Goal: Return the items from the very first line through the line containing "equals: = <box>111 294 124 311</box>", inclusive, copying each line with no changes.

— Begin Dataset records —

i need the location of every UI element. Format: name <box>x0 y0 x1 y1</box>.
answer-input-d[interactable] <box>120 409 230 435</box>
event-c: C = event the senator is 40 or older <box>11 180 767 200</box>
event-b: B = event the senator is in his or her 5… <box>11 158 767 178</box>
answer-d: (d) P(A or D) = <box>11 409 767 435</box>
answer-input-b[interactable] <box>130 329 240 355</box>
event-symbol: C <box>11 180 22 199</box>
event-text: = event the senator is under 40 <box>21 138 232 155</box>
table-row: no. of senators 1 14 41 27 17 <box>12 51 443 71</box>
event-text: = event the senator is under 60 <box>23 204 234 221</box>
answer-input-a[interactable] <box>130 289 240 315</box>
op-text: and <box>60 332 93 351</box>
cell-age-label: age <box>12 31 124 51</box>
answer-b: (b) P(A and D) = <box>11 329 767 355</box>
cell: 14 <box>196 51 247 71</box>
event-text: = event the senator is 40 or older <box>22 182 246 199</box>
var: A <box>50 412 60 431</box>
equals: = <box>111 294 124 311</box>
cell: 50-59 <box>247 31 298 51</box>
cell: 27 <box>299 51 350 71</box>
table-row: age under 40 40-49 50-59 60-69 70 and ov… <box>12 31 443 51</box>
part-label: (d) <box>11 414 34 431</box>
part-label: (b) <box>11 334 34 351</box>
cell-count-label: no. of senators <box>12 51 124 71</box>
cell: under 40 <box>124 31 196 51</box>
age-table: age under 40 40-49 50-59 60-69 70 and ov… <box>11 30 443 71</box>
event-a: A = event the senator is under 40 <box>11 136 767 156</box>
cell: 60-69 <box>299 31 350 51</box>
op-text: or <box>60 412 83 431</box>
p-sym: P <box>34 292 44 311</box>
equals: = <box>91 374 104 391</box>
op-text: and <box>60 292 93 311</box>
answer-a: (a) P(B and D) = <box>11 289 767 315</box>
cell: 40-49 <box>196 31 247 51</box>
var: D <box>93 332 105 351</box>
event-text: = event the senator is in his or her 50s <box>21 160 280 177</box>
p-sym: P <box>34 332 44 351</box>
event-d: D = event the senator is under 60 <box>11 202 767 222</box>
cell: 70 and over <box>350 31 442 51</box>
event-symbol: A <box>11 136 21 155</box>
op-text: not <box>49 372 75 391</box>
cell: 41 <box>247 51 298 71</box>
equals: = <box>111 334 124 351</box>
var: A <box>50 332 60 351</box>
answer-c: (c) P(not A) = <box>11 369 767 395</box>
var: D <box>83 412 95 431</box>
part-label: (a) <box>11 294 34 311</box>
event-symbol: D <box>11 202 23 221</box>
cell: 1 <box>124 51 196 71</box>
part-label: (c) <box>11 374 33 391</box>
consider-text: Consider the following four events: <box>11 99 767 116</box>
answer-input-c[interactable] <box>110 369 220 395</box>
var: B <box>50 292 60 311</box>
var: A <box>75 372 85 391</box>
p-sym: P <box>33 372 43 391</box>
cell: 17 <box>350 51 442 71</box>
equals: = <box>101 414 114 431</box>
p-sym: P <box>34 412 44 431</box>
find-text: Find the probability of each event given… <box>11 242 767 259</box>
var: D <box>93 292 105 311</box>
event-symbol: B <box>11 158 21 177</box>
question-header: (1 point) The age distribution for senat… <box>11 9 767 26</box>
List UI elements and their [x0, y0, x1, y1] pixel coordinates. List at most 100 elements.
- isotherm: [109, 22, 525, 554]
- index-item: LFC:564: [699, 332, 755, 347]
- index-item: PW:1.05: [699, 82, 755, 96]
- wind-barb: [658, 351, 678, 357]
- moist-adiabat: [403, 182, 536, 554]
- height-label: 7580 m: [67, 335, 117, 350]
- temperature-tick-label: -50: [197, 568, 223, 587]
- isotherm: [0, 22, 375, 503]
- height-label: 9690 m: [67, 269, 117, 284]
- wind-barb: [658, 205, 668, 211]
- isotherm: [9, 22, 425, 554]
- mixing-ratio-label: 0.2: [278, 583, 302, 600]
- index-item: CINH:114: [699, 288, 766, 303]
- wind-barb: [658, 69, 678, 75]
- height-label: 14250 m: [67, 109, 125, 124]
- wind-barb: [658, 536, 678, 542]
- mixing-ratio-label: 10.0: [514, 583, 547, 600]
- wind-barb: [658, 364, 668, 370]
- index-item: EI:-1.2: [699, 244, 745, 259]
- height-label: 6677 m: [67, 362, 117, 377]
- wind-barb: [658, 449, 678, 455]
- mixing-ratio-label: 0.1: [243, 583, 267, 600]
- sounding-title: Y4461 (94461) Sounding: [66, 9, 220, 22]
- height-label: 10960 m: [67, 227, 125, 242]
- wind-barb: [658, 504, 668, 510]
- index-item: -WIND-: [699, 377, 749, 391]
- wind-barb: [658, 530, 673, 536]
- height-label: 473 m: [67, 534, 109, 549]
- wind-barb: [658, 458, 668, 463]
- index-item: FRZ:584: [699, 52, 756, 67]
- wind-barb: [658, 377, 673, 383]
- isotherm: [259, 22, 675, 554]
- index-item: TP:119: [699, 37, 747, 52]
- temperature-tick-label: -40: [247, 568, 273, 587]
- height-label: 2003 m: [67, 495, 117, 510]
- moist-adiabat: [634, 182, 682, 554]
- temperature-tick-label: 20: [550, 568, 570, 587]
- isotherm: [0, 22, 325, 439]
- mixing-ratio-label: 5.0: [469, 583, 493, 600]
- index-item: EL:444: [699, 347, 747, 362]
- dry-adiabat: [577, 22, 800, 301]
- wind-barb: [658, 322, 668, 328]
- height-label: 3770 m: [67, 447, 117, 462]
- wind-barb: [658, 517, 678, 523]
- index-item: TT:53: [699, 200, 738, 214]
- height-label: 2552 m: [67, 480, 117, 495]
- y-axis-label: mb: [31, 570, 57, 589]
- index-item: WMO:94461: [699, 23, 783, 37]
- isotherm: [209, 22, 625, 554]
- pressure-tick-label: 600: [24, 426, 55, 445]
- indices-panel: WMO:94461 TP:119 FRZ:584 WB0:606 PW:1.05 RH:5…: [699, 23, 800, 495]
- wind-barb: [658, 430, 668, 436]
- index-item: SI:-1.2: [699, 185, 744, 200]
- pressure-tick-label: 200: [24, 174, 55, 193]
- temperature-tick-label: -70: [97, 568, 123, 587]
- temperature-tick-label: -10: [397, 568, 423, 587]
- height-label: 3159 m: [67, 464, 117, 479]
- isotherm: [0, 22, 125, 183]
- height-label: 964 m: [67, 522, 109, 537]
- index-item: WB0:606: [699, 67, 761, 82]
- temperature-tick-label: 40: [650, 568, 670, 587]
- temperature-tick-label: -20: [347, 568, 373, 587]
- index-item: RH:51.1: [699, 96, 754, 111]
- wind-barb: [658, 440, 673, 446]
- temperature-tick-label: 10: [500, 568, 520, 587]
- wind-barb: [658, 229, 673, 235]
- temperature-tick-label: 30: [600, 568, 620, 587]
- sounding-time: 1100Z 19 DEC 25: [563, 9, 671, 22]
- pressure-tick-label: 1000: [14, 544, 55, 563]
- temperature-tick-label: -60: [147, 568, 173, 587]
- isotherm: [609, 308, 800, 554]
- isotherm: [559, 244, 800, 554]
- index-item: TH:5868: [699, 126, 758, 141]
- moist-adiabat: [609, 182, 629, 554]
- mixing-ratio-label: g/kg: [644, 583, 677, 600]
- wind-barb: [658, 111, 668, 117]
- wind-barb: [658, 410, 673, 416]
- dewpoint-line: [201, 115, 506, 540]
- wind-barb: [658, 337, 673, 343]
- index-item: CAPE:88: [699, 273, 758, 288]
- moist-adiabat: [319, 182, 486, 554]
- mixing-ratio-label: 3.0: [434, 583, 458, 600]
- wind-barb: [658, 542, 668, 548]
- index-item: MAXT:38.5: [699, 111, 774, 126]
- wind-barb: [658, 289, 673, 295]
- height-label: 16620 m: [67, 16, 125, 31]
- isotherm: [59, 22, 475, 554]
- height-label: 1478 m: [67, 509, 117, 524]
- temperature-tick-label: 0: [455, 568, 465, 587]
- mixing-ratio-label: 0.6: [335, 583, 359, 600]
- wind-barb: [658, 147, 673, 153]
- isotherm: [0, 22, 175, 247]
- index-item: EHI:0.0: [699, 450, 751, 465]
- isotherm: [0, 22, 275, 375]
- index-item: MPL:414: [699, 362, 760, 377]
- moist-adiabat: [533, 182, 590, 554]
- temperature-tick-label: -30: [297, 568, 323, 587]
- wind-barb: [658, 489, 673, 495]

— End Dataset records —

Task answer:
i need the location of every UI element. Format: name <box>x0 y0 x1 y1</box>.
answer-input-d[interactable] <box>120 409 230 435</box>
event-c: C = event the senator is 40 or older <box>11 180 767 200</box>
event-b: B = event the senator is in his or her 5… <box>11 158 767 178</box>
answer-d: (d) P(A or D) = <box>11 409 767 435</box>
answer-input-b[interactable] <box>130 329 240 355</box>
event-symbol: C <box>11 180 22 199</box>
event-text: = event the senator is under 40 <box>21 138 232 155</box>
table-row: no. of senators 1 14 41 27 17 <box>12 51 443 71</box>
event-text: = event the senator is under 60 <box>23 204 234 221</box>
answer-input-a[interactable] <box>130 289 240 315</box>
op-text: and <box>60 332 93 351</box>
cell-age-label: age <box>12 31 124 51</box>
answer-b: (b) P(A and D) = <box>11 329 767 355</box>
cell: 14 <box>196 51 247 71</box>
event-text: = event the senator is 40 or older <box>22 182 246 199</box>
var: A <box>50 412 60 431</box>
equals: = <box>111 294 124 311</box>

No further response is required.